---- EXERCISE INPUT
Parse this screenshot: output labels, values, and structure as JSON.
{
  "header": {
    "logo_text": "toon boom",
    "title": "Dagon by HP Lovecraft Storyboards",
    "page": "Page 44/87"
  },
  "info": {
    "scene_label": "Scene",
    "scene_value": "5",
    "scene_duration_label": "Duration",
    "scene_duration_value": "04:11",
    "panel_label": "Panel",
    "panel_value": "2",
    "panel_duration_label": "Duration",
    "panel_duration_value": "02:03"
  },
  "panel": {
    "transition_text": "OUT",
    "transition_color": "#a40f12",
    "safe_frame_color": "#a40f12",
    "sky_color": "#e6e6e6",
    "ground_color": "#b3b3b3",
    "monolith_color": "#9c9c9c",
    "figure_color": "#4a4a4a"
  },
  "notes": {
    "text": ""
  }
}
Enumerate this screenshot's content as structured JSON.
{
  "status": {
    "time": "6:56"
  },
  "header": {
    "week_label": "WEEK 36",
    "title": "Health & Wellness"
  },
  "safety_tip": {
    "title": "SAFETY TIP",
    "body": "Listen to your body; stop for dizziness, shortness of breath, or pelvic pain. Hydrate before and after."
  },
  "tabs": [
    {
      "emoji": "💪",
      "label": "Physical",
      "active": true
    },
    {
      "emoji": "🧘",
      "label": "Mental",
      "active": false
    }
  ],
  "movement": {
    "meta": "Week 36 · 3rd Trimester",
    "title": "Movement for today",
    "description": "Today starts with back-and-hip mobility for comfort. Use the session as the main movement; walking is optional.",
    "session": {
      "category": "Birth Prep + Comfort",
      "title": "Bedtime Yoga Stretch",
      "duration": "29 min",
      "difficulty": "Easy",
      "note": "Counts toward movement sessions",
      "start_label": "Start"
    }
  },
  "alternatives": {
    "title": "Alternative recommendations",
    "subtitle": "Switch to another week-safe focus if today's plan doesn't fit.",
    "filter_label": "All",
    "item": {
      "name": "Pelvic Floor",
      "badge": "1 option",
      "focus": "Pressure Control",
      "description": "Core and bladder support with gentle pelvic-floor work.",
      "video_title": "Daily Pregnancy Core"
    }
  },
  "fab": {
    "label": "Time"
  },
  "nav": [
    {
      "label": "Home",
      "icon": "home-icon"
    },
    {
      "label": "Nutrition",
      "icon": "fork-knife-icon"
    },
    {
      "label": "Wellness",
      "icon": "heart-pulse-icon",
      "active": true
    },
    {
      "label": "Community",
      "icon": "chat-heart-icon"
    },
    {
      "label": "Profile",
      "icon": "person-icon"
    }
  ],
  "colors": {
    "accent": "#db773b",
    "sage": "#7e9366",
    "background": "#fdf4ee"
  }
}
--------
◆ AIM
Each line above must be reproduced exactly as it stands.

◆ REPLY
Parse this screenshot: output labels, values, and structure as JSON.
{
  "header": {
    "logo_text": "toon boom",
    "title": "Dagon by HP Lovecraft Storyboards",
    "page": "Page 44/87"
  },
  "info": {
    "scene_label": "Scene",
    "scene_value": "5",
    "scene_duration_label": "Duration",
    "scene_duration_value": "04:11",
    "panel_label": "Panel",
    "panel_value": "2",
    "panel_duration_label": "Duration",
    "panel_duration_value": "02:03"
  },
  "panel": {
    "transition_text": "OUT",
    "transition_color": "#a40f12",
    "safe_frame_color": "#a40f12",
    "sky_color": "#e6e6e6",
    "ground_color": "#b3b3b3",
    "monolith_color": "#9c9c9c",
    "figure_color": "#4a4a4a"
  },
  "notes": {
    "text": ""
  }
}
Enumerate this screenshot's content as structured JSON.
{
  "status": {
    "time": "6:56"
  },
  "header": {
    "week_label": "WEEK 36",
    "title": "Health & Wellness"
  },
  "safety_tip": {
    "title": "SAFETY TIP",
    "body": "Listen to your body; stop for dizziness, shortness of breath, or pelvic pain. Hydrate before and after."
  },
  "tabs": [
    {
      "emoji": "💪",
      "label": "Physical",
      "active": true
    },
    {
      "emoji": "🧘",
      "label": "Mental",
      "active": false
    }
  ],
  "movement": {
    "meta": "Week 36 · 3rd Trimester",
    "title": "Movement for today",
    "description": "Today starts with back-and-hip mobility for comfort. Use the session as the main movement; walking is optional.",
    "session": {
      "category": "Birth Prep + Comfort",
      "title": "Bedtime Yoga Stretch",
      "duration": "29 min",
      "difficulty": "Easy",
      "note": "Counts toward movement sessions",
      "start_label": "Start"
    }
  },
  "alternatives": {
    "title": "Alternative recommendations",
    "subtitle": "Switch to another week-safe focus if today's plan doesn't fit.",
    "filter_label": "All",
    "item": {
      "name": "Pelvic Floor",
      "badge": "1 option",
      "focus": "Pressure Control",
      "description": "Core and bladder support with gentle pelvic-floor work.",
      "video_title": "Daily Pregnancy Core"
    }
  },
  "fab": {
    "label": "Time"
  },
  "nav": [
    {
      "label": "Home",
      "icon": "home-icon"
    },
    {
      "label": "Nutrition",
      "icon": "fork-knife-icon"
    },
    {
      "label": "Wellness",
      "icon": "heart-pulse-icon",
      "active": true
    },
    {
      "label": "Community",
      "icon": "chat-heart-icon"
    },
    {
      "label": "Profile",
      "icon": "person-icon"
    }
  ],
  "colors": {
    "accent": "#db773b",
    "sage": "#7e9366",
    "background": "#fdf4ee"
  }
}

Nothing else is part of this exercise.